## CHALLENGE
Check each line below for the word "nтранспорта", and copy those that have it.

Figure record listings
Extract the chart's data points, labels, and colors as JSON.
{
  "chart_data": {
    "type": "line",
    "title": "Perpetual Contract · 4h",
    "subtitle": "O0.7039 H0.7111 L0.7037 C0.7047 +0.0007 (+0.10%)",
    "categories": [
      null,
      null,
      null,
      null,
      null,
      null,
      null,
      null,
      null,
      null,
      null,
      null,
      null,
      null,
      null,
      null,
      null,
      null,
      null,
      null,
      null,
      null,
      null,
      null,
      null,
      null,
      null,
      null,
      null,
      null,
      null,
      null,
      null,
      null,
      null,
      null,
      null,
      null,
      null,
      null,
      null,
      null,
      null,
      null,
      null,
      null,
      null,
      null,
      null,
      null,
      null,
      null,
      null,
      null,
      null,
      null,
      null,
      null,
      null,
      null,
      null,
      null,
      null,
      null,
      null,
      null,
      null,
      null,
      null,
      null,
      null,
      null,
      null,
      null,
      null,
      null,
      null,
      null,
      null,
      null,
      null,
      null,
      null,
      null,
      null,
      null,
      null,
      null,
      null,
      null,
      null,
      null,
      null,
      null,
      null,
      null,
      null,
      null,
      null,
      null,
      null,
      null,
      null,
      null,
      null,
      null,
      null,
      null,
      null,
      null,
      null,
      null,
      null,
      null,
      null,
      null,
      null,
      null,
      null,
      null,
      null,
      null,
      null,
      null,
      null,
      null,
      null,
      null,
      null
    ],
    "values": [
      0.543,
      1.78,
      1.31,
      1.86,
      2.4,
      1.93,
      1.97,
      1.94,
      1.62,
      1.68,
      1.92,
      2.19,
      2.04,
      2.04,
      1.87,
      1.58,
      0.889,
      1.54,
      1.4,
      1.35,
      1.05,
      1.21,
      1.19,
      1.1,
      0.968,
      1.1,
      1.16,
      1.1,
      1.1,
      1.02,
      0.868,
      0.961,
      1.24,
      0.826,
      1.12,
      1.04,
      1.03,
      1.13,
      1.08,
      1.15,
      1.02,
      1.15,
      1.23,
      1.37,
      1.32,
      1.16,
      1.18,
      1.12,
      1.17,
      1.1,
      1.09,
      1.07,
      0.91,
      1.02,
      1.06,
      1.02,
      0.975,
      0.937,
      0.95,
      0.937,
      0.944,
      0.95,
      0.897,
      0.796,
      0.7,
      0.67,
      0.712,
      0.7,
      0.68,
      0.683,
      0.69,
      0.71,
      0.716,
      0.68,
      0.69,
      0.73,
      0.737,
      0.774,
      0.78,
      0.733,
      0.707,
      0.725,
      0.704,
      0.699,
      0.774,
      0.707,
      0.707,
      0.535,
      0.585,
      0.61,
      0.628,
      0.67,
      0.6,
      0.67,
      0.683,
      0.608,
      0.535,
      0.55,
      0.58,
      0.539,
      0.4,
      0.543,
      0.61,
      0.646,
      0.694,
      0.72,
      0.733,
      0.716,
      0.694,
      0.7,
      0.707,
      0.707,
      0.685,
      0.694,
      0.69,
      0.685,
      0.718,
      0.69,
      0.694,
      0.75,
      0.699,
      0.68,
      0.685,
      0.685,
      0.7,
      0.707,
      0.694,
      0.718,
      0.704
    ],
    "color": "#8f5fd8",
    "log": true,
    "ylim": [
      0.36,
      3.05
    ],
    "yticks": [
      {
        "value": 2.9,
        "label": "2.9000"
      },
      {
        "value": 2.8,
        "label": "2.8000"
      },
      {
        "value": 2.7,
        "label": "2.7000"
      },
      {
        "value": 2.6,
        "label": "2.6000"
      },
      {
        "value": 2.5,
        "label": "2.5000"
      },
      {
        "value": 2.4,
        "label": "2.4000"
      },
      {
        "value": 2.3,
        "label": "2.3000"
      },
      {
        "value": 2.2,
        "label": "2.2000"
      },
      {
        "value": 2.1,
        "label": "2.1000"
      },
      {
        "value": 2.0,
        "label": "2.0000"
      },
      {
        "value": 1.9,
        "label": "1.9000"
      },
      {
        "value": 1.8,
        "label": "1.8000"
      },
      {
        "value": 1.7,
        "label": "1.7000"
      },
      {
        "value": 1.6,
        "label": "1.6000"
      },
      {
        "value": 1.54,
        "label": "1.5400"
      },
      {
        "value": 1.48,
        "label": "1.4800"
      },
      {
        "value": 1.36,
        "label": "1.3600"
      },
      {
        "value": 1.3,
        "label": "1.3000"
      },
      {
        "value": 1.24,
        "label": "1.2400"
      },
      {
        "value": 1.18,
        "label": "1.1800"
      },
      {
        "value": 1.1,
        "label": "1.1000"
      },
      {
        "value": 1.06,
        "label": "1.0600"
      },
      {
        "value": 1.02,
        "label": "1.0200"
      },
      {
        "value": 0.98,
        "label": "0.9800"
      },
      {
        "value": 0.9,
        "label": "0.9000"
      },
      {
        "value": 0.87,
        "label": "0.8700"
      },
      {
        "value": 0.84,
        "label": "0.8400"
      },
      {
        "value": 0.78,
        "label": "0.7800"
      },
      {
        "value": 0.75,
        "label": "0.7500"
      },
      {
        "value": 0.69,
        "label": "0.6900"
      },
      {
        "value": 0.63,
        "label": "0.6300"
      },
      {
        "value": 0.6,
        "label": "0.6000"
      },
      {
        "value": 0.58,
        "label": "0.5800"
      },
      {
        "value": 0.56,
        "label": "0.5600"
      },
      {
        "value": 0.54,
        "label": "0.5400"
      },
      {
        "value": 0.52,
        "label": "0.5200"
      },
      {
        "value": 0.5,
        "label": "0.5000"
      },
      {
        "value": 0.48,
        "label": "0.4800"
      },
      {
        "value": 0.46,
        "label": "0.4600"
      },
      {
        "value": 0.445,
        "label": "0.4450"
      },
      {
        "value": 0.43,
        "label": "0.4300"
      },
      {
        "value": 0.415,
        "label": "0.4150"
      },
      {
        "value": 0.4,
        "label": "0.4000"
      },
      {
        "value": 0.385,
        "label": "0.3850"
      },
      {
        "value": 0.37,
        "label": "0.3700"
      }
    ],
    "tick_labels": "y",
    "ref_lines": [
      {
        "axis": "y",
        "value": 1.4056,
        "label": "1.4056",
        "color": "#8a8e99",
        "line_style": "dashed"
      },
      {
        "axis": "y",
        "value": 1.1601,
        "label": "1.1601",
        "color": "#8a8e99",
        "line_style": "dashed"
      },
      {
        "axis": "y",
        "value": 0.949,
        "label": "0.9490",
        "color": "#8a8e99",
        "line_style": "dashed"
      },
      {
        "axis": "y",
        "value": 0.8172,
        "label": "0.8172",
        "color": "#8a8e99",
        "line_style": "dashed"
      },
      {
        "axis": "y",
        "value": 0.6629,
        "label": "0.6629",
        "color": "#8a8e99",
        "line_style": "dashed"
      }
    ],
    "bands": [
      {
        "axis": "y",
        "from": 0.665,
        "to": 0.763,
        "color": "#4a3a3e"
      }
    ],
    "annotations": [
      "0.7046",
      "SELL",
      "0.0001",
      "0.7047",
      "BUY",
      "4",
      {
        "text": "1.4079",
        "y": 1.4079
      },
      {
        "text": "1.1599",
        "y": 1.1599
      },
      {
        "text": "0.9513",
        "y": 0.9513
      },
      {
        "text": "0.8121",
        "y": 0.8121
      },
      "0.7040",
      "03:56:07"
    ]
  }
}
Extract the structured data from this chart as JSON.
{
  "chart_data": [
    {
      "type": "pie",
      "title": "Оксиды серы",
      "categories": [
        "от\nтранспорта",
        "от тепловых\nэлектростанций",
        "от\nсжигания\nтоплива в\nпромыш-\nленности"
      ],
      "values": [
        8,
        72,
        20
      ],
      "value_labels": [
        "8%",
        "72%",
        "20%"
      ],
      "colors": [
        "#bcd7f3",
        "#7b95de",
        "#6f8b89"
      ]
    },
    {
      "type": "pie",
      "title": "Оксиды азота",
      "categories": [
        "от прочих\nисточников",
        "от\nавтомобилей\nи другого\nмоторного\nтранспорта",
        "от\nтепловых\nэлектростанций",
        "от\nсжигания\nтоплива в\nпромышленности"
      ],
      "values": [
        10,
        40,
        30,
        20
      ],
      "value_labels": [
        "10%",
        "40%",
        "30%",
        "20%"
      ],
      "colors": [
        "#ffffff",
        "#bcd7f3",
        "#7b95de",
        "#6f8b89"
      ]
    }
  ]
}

## FULL ANSWER
        "от\nтранспорта",
        "от\nавтомобилей\nи другого\nмоторного\nтранспорта",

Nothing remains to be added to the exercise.